Gestelde opdracht A =
In welk jaar heeft het gezin volgens de tekst over het gezin de windhond Rosie geadopteerd?

Aangeleverde tekst =
* * * *
Mams loopbaan lijkt op de manier waarop ze een beek oversteekt: nooit in een rechte lijn. Muziekjournalist, vrijwilligster, academica: dat allemaal is ze nog steeds een beetje en daarnaast geeft ze thuisonderwijs aan mijn negenjarige zusje Bláthnaid. Die naam betekent ‘de bloeiende’ en zij is op dit moment kenner van sprookjes, ze kan je een grote hoeveelheid feiten over insecten geven, houdt slakken als huisdier en repareert ook alle elektrische apparatuur bij ons thuis (waar mam met haar verstand niet bij kan).
Ik heb ook een broer, Lorcan, ‘de vurige’, die dertien is. Lorcan heeft zichzelf opgeleid tot musicus en slaagt er altijd weer in om tegelijkertijd pure verwondering en verwarring in ons op te roepen. Hij is ook adrenalinejunkie: denk aan bergaf rennen, vanaf rotsen in zee springen en in het algemeen door het leven gaan met de energie van een neutronenster.
Dan is er nog Rosie, een winderige windhond met bruin gestreepte vacht, die we in 2014 hebben geadopteerd. We noemen haar het levende kussen en ze is geweldig als gezelschap en tegen de stress. Ik, nou ja, ik ben degene die in gedachten verzonken is, altijd met vuile handen en mijn zakken vol dode dingen en (soms) dierenkeutels.
* * * *
Annotaties van begrenzingskaders:
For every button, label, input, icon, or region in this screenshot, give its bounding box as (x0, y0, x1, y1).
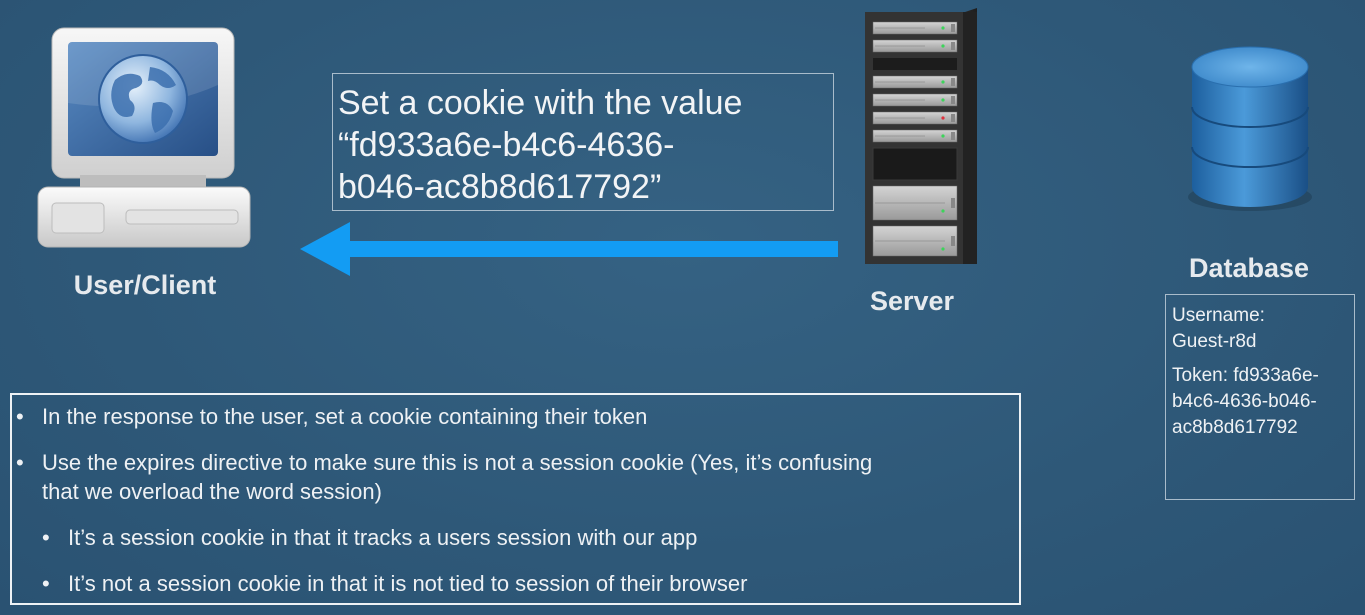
bullet-1-line-1: In the response to the user, set a cooki… (42, 404, 648, 429)
bullet-3-line-1: It’s a session cookie in that it tracks … (68, 525, 698, 550)
bullet-dot: • (42, 525, 50, 550)
bullet-dot: • (16, 450, 24, 475)
arrow-left-icon (300, 222, 840, 276)
client-label: User/Client (73, 270, 217, 300)
database-record-box: Username: Guest-r8d Token: fd933a6e- b4c… (1165, 294, 1355, 500)
username-value: Guest-r8d (1172, 331, 1257, 352)
token-line-2: b4c6-4636-b046- (1172, 391, 1317, 412)
bullet-item-1: • In the response to the user, set a coo… (16, 402, 648, 431)
bullet-item-3: • It’s a session cookie in that it track… (42, 523, 698, 552)
cookie-message-box: Set a cookie with the value “fd933a6e-b4… (332, 73, 834, 211)
server-rack-icon (865, 8, 980, 268)
bullet-dot: • (42, 571, 50, 596)
bullet-item-2: • Use the expires directive to make sure… (16, 448, 873, 506)
token-line-1: Token: fd933a6e- (1172, 365, 1319, 386)
database-label: Database (1188, 253, 1310, 283)
username-label: Username: (1172, 305, 1265, 326)
bullet-item-4: • It’s not a session cookie in that it i… (42, 569, 748, 598)
bullet-dot: • (16, 404, 24, 429)
bullet-2-line-2: that we overload the word session) (42, 479, 382, 504)
message-line-1: Set a cookie with the value (338, 84, 743, 122)
bullet-2-line-1: Use the expires directive to make sure t… (42, 450, 873, 475)
database-icon (1183, 45, 1318, 215)
token-line-3: ac8b8d617792 (1172, 417, 1298, 438)
client-computer-icon (30, 25, 260, 255)
message-line-2: “fd933a6e-b4c6-4636- (338, 126, 675, 164)
server-label: Server (869, 286, 955, 316)
bullet-4-line-1: It’s not a session cookie in that it is … (68, 571, 748, 596)
message-line-3: b046-ac8b8d617792” (338, 168, 662, 206)
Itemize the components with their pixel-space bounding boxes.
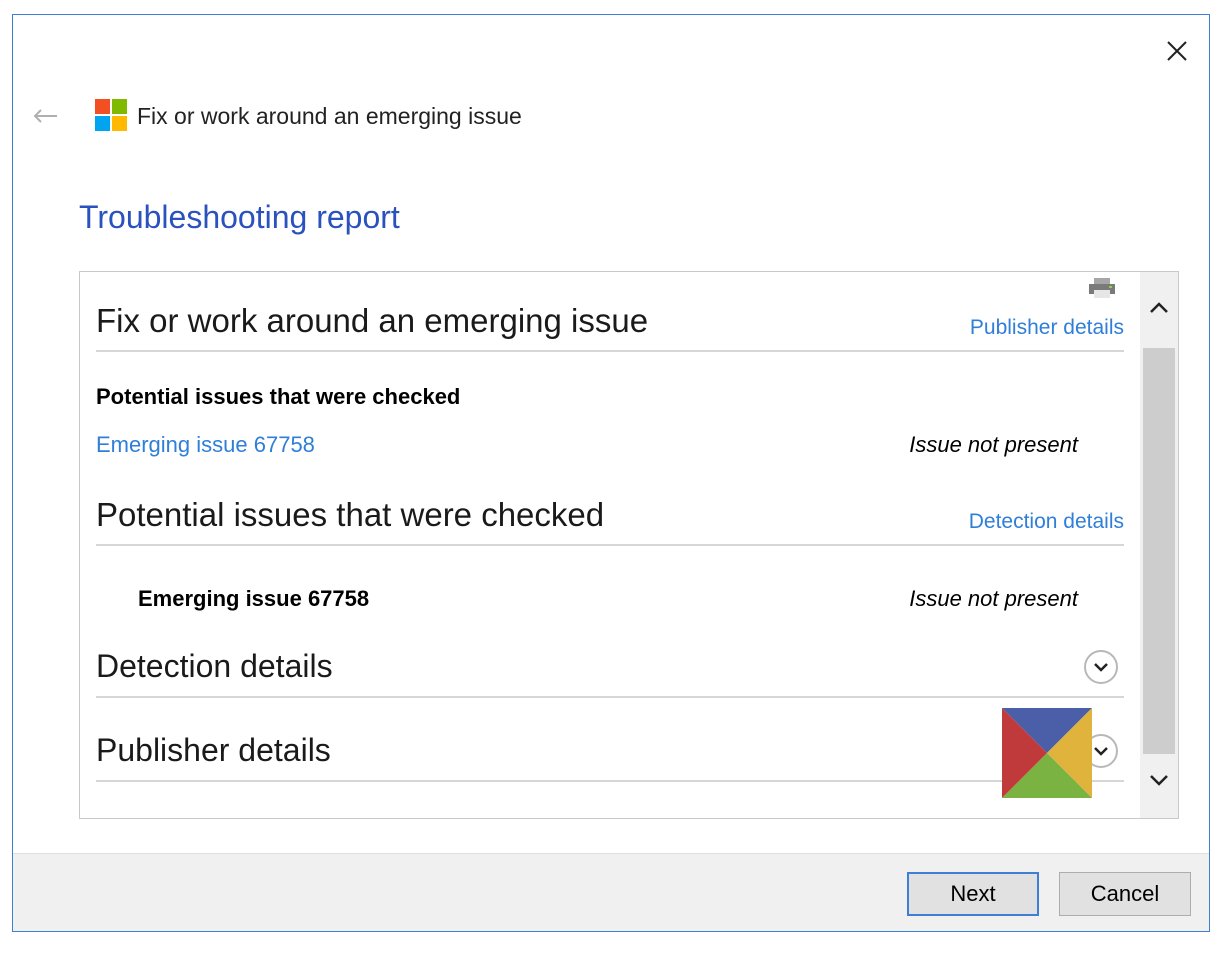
- issue-status: Issue not present: [909, 432, 1078, 457]
- emerging-issue-link[interactable]: Emerging issue 67758: [96, 432, 315, 458]
- section-divider: [96, 780, 1124, 782]
- overlay-logo-icon: [1002, 708, 1092, 798]
- chevron-up-icon: [1150, 302, 1168, 313]
- chevron-down-icon: [1094, 747, 1108, 756]
- next-button[interactable]: Next: [907, 872, 1039, 916]
- troubleshooter-window: Fix or work around an emerging issue Tro…: [12, 14, 1210, 932]
- detection-details-link[interactable]: Detection details: [969, 510, 1124, 534]
- section-divider: [96, 544, 1124, 546]
- publisher-details-link[interactable]: Publisher details: [970, 316, 1124, 340]
- chevron-down-icon: [1150, 775, 1168, 786]
- section-title-detection-details: Detection details: [96, 648, 333, 684]
- vertical-scrollbar[interactable]: [1140, 272, 1178, 818]
- section-title-fix: Fix or work around an emerging issue: [96, 302, 649, 339]
- scroll-up-button[interactable]: [1140, 286, 1178, 330]
- windows-logo-icon: [95, 99, 127, 131]
- section-divider: [96, 350, 1124, 352]
- issues-checked-subheading: Potential issues that were checked: [96, 384, 461, 409]
- cancel-button[interactable]: Cancel: [1059, 872, 1191, 916]
- close-button[interactable]: [1161, 35, 1193, 67]
- window-title: Fix or work around an emerging issue: [137, 103, 522, 129]
- printer-icon[interactable]: [1086, 278, 1118, 298]
- dialog-footer: Next Cancel: [13, 853, 1209, 931]
- section-divider: [96, 696, 1124, 698]
- close-icon: [1167, 41, 1187, 61]
- emerging-issue-label: Emerging issue 67758: [138, 586, 370, 611]
- issue-status: Issue not present: [909, 586, 1078, 611]
- expand-detection-details-button[interactable]: [1084, 650, 1118, 684]
- scroll-thumb[interactable]: [1143, 348, 1175, 754]
- report-content: Fix or work around an emerging issue Pub…: [80, 272, 1140, 818]
- back-arrow-icon: [33, 109, 57, 123]
- back-button[interactable]: [29, 101, 61, 131]
- page-title: Troubleshooting report: [79, 199, 400, 235]
- scroll-down-button[interactable]: [1140, 758, 1178, 802]
- chevron-down-icon: [1094, 663, 1108, 672]
- section-title-issues-checked: Potential issues that were checked: [96, 496, 605, 533]
- report-panel: Fix or work around an emerging issue Pub…: [79, 271, 1179, 819]
- section-title-publisher-details: Publisher details: [96, 732, 331, 768]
* * * *
Gestelde opdracht B =
Zet alles in de records vanaf het begin tot en met de regel met "Itemize the components" uit als een genummerde lijst, zonder lege regels. Laat de afbeeldingen weg.

Resultaat A =
In 2014.

Resultaat B =
1. For every button, label, input, icon, or region in this screenshot, give its bounding box as (x0, y0, x1, y1).
2. bullet-1-line-1: In the response to the user, set a cooki… (42, 404, 648, 429)
3. bullet-3-line-1: It’s a session cookie in that it tracks … (68, 525, 698, 550)
4. bullet-dot: • (42, 525, 50, 550)
5. bullet-dot: • (16, 450, 24, 475)
6. arrow-left-icon (300, 222, 840, 276)
7. client-label: User/Client (73, 270, 217, 300)
8. database-record-box: Username: Guest-r8d Token: fd933a6e- b4c… (1165, 294, 1355, 500)
9. username-value: Guest-r8d (1172, 331, 1257, 352)
10. token-line-2: b4c6-4636-b046- (1172, 391, 1317, 412)
11. bullet-item-1: • In the response to the user, set a coo… (16, 402, 648, 431)
12. bullet-item-3: • It’s a session cookie in that it track… (42, 523, 698, 552)
13. cookie-message-box: Set a cookie with the value “fd933a6e-b4… (332, 73, 834, 211)
14. server-rack-icon (865, 8, 980, 268)
15. bullet-dot: • (42, 571, 50, 596)
16. bullet-item-2: • Use the expires directive to make sure… (16, 448, 873, 506)
17. token-line-1: Token: fd933a6e- (1172, 365, 1319, 386)
18. database-label: Database (1188, 253, 1310, 283)
19. username-label: Username: (1172, 305, 1265, 326)
20. bullet-item-4: • It’s not a session cookie in that it i… (42, 569, 748, 598)
21. bullet-dot: • (16, 404, 24, 429)
22. bullet-2-line-2: that we overload the word session) (42, 479, 382, 504)
23. message-line-1: Set a cookie with the value (338, 84, 743, 122)
24. bullet-2-line-1: Use the expires directive to make sure t… (42, 450, 873, 475)
25. database-icon (1183, 45, 1318, 215)
26. token-line-3: ac8b8d617792 (1172, 417, 1298, 438)
27. client-computer-icon (30, 25, 260, 255)
28. message-line-2: “fd933a6e-b4c6-4636- (338, 126, 675, 164)
29. server-label: Server (869, 286, 955, 316)
30. bullet-4-line-1: It’s not a session cookie in that it is … (68, 571, 748, 596)
31. message-line-3: b046-ac8b8d617792” (338, 168, 662, 206)
32. Itemize the components with their pixel-space bounding boxes.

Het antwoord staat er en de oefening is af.